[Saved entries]
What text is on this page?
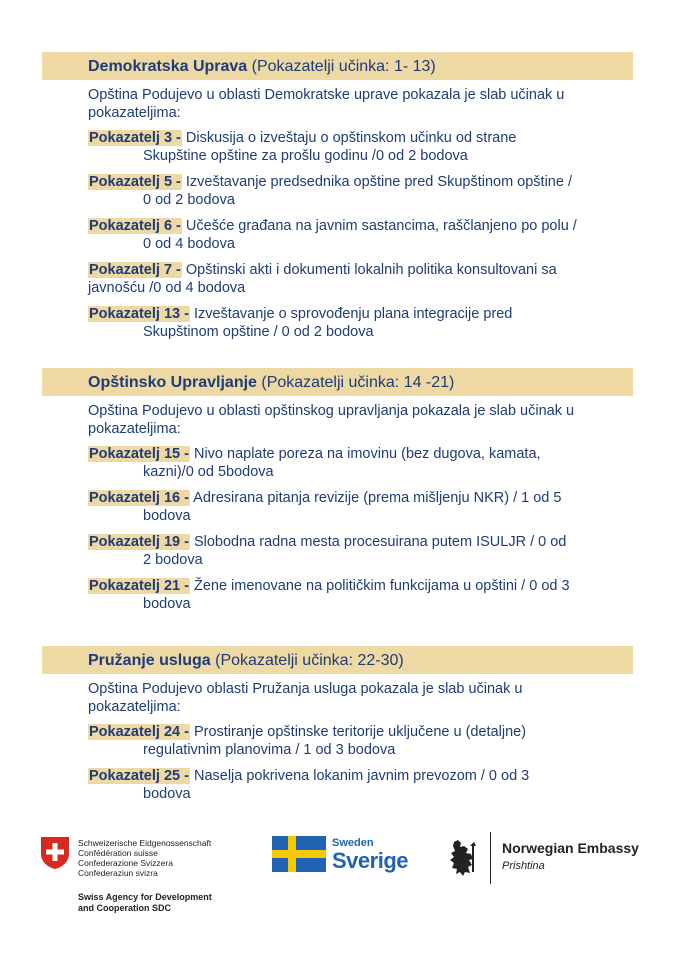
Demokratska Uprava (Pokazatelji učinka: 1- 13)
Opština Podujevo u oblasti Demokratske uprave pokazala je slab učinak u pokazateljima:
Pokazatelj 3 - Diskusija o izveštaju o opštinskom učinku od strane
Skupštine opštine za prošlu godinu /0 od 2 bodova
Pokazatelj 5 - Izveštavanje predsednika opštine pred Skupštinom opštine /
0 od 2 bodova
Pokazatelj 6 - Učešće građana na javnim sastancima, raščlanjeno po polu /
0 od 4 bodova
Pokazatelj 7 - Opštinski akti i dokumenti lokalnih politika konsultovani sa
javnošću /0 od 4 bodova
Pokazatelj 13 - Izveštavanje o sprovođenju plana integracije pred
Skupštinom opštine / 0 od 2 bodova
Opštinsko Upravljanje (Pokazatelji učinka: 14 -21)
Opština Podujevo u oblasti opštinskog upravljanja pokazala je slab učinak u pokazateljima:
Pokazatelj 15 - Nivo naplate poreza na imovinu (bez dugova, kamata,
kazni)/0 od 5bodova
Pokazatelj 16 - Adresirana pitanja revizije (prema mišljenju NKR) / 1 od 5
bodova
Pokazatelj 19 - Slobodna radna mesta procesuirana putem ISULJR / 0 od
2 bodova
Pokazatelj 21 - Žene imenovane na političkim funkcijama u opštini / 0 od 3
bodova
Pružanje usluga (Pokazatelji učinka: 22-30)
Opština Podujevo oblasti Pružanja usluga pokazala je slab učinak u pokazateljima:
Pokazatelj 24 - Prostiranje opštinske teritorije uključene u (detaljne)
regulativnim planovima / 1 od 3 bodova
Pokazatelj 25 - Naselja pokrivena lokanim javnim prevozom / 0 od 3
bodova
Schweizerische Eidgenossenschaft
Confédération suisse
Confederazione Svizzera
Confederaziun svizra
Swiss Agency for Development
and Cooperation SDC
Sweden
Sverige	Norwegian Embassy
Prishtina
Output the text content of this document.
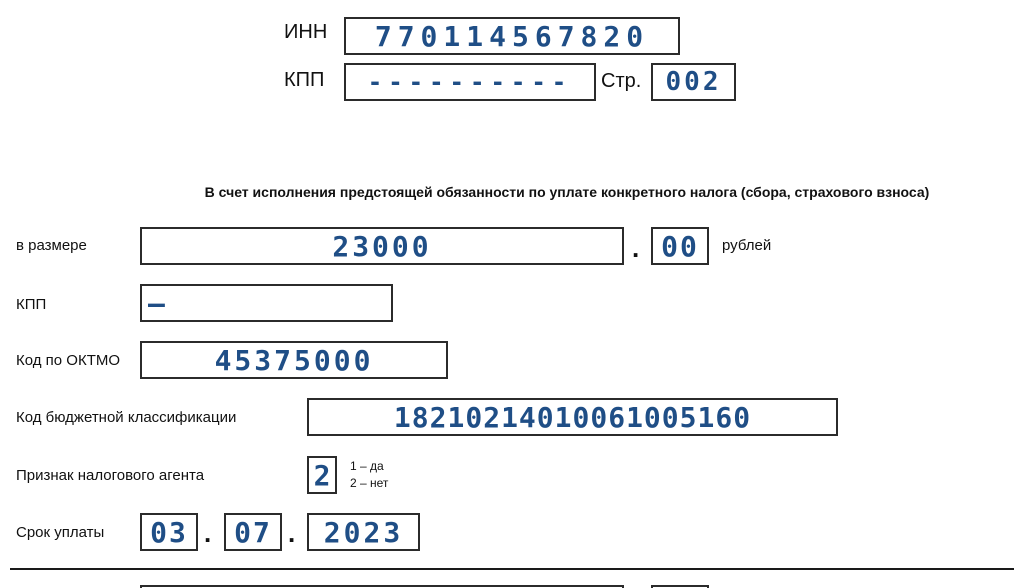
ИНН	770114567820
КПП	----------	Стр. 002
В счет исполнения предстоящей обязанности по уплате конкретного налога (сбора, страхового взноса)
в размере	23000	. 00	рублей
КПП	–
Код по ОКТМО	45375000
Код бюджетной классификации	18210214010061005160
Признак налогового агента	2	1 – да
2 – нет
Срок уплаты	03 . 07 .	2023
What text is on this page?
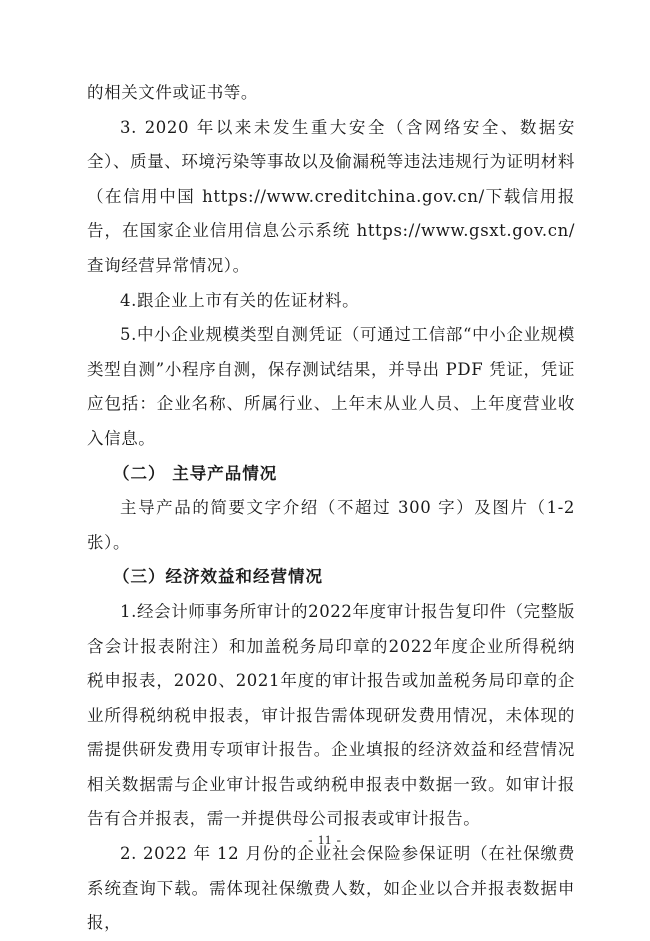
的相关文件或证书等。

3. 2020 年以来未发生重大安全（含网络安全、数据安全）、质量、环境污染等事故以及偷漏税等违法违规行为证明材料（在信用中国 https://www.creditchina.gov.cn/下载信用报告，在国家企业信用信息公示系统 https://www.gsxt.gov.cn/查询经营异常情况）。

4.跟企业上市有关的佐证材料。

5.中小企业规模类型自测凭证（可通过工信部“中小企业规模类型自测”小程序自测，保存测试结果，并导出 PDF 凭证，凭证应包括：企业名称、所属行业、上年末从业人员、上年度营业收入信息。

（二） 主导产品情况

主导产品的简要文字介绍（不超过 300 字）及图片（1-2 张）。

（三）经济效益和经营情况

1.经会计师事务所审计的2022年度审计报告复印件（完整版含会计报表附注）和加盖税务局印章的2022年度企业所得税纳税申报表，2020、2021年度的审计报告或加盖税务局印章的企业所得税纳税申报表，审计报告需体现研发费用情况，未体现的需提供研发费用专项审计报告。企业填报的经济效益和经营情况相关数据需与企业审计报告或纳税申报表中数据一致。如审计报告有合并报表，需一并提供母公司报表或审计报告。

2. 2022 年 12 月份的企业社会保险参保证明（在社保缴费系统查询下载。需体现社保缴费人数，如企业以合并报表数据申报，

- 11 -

[Problem]
Except for the pictures, reproduce every line exactly.

[Result]
What text is on this page?
Demokratska Uprava (Pokazatelji učinka: 1- 13)
Opština Podujevo u oblasti Demokratske uprave pokazala je slab učinak u pokazateljima:
Pokazatelj 3 - Diskusija o izveštaju o opštinskom učinku od strane
Skupštine opštine za prošlu godinu /0 od 2 bodova
Pokazatelj 5 - Izveštavanje predsednika opštine pred Skupštinom opštine /
0 od 2 bodova
Pokazatelj 6 - Učešće građana na javnim sastancima, raščlanjeno po polu /
0 od 4 bodova
Pokazatelj 7 - Opštinski akti i dokumenti lokalnih politika konsultovani sa
javnošću /0 od 4 bodova
Pokazatelj 13 - Izveštavanje o sprovođenju plana integracije pred
Skupštinom opštine / 0 od 2 bodova
Opštinsko Upravljanje (Pokazatelji učinka: 14 -21)
Opština Podujevo u oblasti opštinskog upravljanja pokazala je slab učinak u pokazateljima:
Pokazatelj 15 - Nivo naplate poreza na imovinu (bez dugova, kamata,
kazni)/0 od 5bodova
Pokazatelj 16 - Adresirana pitanja revizije (prema mišljenju NKR) / 1 od 5
bodova
Pokazatelj 19 - Slobodna radna mesta procesuirana putem ISULJR / 0 od
2 bodova
Pokazatelj 21 - Žene imenovane na političkim funkcijama u opštini / 0 od 3
bodova
Pružanje usluga (Pokazatelji učinka: 22-30)
Opština Podujevo oblasti Pružanja usluga pokazala je slab učinak u pokazateljima:
Pokazatelj 24 - Prostiranje opštinske teritorije uključene u (detaljne)
regulativnim planovima / 1 od 3 bodova
Pokazatelj 25 - Naselja pokrivena lokanim javnim prevozom / 0 od 3
bodova
Schweizerische Eidgenossenschaft
Confédération suisse
Confederazione Svizzera
Confederaziun svizra
Swiss Agency for Development
and Cooperation SDC
Sweden
Sverige	Norwegian Embassy
Prishtina
Output the text content of this document.
ИНН	770114567820
КПП	----------	Стр. 002
В счет исполнения предстоящей обязанности по уплате конкретного налога (сбора, страхового взноса)
в размере	23000	. 00	рублей
КПП	–
Код по ОКТМО	45375000
Код бюджетной классификации	18210214010061005160
Признак налогового агента	2	1 – да
2 – нет
Срок уплаты	03 . 07 .	2023
What text is on this page?
的相关文件或证书等。

3. 2020 年以来未发生重大安全（含网络安全、数据安全）、质量、环境污染等事故以及偷漏税等违法违规行为证明材料（在信用中国 https://www.creditchina.gov.cn/下载信用报告，在国家企业信用信息公示系统 https://www.gsxt.gov.cn/查询经营异常情况）。

4.跟企业上市有关的佐证材料。

5.中小企业规模类型自测凭证（可通过工信部“中小企业规模类型自测”小程序自测，保存测试结果，并导出 PDF 凭证，凭证应包括：企业名称、所属行业、上年末从业人员、上年度营业收入信息。

（二） 主导产品情况

主导产品的简要文字介绍（不超过 300 字）及图片（1-2 张）。

（三）经济效益和经营情况

1.经会计师事务所审计的2022年度审计报告复印件（完整版含会计报表附注）和加盖税务局印章的2022年度企业所得税纳税申报表，2020、2021年度的审计报告或加盖税务局印章的企业所得税纳税申报表，审计报告需体现研发费用情况，未体现的需提供研发费用专项审计报告。企业填报的经济效益和经营情况相关数据需与企业审计报告或纳税申报表中数据一致。如审计报告有合并报表，需一并提供母公司报表或审计报告。

2. 2022 年 12 月份的企业社会保险参保证明（在社保缴费系统查询下载。需体现社保缴费人数，如企业以合并报表数据申报，

- 11 -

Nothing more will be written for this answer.